The data must be returned in full and exactly as given.
## Begin Dataset extract
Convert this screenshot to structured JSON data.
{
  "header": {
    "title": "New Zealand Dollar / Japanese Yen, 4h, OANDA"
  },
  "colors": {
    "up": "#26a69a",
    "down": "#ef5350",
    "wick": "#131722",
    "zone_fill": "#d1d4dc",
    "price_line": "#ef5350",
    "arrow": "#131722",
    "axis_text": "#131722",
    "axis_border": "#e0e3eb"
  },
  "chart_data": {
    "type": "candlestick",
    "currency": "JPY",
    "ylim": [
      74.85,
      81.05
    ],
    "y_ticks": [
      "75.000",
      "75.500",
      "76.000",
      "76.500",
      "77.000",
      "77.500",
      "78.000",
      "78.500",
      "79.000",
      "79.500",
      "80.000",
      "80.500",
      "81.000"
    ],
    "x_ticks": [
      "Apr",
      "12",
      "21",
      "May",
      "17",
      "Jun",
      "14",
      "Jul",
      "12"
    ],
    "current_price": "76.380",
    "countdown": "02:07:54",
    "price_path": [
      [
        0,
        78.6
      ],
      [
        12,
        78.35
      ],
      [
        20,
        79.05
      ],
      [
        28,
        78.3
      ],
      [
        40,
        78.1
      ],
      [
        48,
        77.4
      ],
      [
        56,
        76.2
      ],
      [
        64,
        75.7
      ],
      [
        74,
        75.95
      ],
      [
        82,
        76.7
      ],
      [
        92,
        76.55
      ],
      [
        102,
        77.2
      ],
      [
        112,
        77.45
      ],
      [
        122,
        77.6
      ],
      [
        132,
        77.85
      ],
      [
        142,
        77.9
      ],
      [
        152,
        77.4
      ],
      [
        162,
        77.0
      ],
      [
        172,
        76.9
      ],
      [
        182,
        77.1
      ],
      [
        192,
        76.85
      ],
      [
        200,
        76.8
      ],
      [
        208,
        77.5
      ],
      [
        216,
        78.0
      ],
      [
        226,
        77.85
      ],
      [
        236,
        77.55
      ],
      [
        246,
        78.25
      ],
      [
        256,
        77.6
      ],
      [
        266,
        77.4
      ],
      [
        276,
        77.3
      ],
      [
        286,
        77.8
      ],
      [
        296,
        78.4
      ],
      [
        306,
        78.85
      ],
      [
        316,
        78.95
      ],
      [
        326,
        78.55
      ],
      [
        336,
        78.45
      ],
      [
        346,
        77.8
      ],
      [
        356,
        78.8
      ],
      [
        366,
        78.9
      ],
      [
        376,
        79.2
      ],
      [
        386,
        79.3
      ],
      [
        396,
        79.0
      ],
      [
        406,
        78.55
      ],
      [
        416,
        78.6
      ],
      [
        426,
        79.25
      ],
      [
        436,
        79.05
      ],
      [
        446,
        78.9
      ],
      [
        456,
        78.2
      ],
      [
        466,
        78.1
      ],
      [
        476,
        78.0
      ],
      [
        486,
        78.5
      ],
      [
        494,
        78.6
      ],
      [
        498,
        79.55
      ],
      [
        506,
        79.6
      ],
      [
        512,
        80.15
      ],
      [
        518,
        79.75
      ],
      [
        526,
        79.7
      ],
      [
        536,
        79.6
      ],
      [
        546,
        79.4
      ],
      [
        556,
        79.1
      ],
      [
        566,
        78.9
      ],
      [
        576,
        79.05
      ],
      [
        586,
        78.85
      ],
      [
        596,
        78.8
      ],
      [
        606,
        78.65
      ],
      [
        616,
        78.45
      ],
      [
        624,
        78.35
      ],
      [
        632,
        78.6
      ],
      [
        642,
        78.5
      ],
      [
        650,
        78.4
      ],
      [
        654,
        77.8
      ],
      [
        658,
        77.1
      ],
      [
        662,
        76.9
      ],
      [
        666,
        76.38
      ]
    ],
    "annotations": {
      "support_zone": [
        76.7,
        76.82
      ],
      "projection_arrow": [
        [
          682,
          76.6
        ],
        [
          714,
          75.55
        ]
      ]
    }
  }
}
## End Dataset extract
> Correct result
Convert this screenshot to structured JSON data.
{
  "header": {
    "title": "New Zealand Dollar / Japanese Yen, 4h, OANDA"
  },
  "colors": {
    "up": "#26a69a",
    "down": "#ef5350",
    "wick": "#131722",
    "zone_fill": "#d1d4dc",
    "price_line": "#ef5350",
    "arrow": "#131722",
    "axis_text": "#131722",
    "axis_border": "#e0e3eb"
  },
  "chart_data": {
    "type": "candlestick",
    "currency": "JPY",
    "ylim": [
      74.85,
      81.05
    ],
    "y_ticks": [
      "75.000",
      "75.500",
      "76.000",
      "76.500",
      "77.000",
      "77.500",
      "78.000",
      "78.500",
      "79.000",
      "79.500",
      "80.000",
      "80.500",
      "81.000"
    ],
    "x_ticks": [
      "Apr",
      "12",
      "21",
      "May",
      "17",
      "Jun",
      "14",
      "Jul",
      "12"
    ],
    "current_price": "76.380",
    "countdown": "02:07:54",
    "price_path": [
      [
        0,
        78.6
      ],
      [
        12,
        78.35
      ],
      [
        20,
        79.05
      ],
      [
        28,
        78.3
      ],
      [
        40,
        78.1
      ],
      [
        48,
        77.4
      ],
      [
        56,
        76.2
      ],
      [
        64,
        75.7
      ],
      [
        74,
        75.95
      ],
      [
        82,
        76.7
      ],
      [
        92,
        76.55
      ],
      [
        102,
        77.2
      ],
      [
        112,
        77.45
      ],
      [
        122,
        77.6
      ],
      [
        132,
        77.85
      ],
      [
        142,
        77.9
      ],
      [
        152,
        77.4
      ],
      [
        162,
        77.0
      ],
      [
        172,
        76.9
      ],
      [
        182,
        77.1
      ],
      [
        192,
        76.85
      ],
      [
        200,
        76.8
      ],
      [
        208,
        77.5
      ],
      [
        216,
        78.0
      ],
      [
        226,
        77.85
      ],
      [
        236,
        77.55
      ],
      [
        246,
        78.25
      ],
      [
        256,
        77.6
      ],
      [
        266,
        77.4
      ],
      [
        276,
        77.3
      ],
      [
        286,
        77.8
      ],
      [
        296,
        78.4
      ],
      [
        306,
        78.85
      ],
      [
        316,
        78.95
      ],
      [
        326,
        78.55
      ],
      [
        336,
        78.45
      ],
      [
        346,
        77.8
      ],
      [
        356,
        78.8
      ],
      [
        366,
        78.9
      ],
      [
        376,
        79.2
      ],
      [
        386,
        79.3
      ],
      [
        396,
        79.0
      ],
      [
        406,
        78.55
      ],
      [
        416,
        78.6
      ],
      [
        426,
        79.25
      ],
      [
        436,
        79.05
      ],
      [
        446,
        78.9
      ],
      [
        456,
        78.2
      ],
      [
        466,
        78.1
      ],
      [
        476,
        78.0
      ],
      [
        486,
        78.5
      ],
      [
        494,
        78.6
      ],
      [
        498,
        79.55
      ],
      [
        506,
        79.6
      ],
      [
        512,
        80.15
      ],
      [
        518,
        79.75
      ],
      [
        526,
        79.7
      ],
      [
        536,
        79.6
      ],
      [
        546,
        79.4
      ],
      [
        556,
        79.1
      ],
      [
        566,
        78.9
      ],
      [
        576,
        79.05
      ],
      [
        586,
        78.85
      ],
      [
        596,
        78.8
      ],
      [
        606,
        78.65
      ],
      [
        616,
        78.45
      ],
      [
        624,
        78.35
      ],
      [
        632,
        78.6
      ],
      [
        642,
        78.5
      ],
      [
        650,
        78.4
      ],
      [
        654,
        77.8
      ],
      [
        658,
        77.1
      ],
      [
        662,
        76.9
      ],
      [
        666,
        76.38
      ]
    ],
    "annotations": {
      "support_zone": [
        76.7,
        76.82
      ],
      "projection_arrow": [
        [
          682,
          76.6
        ],
        [
          714,
          75.55
        ]
      ]
    }
  }
}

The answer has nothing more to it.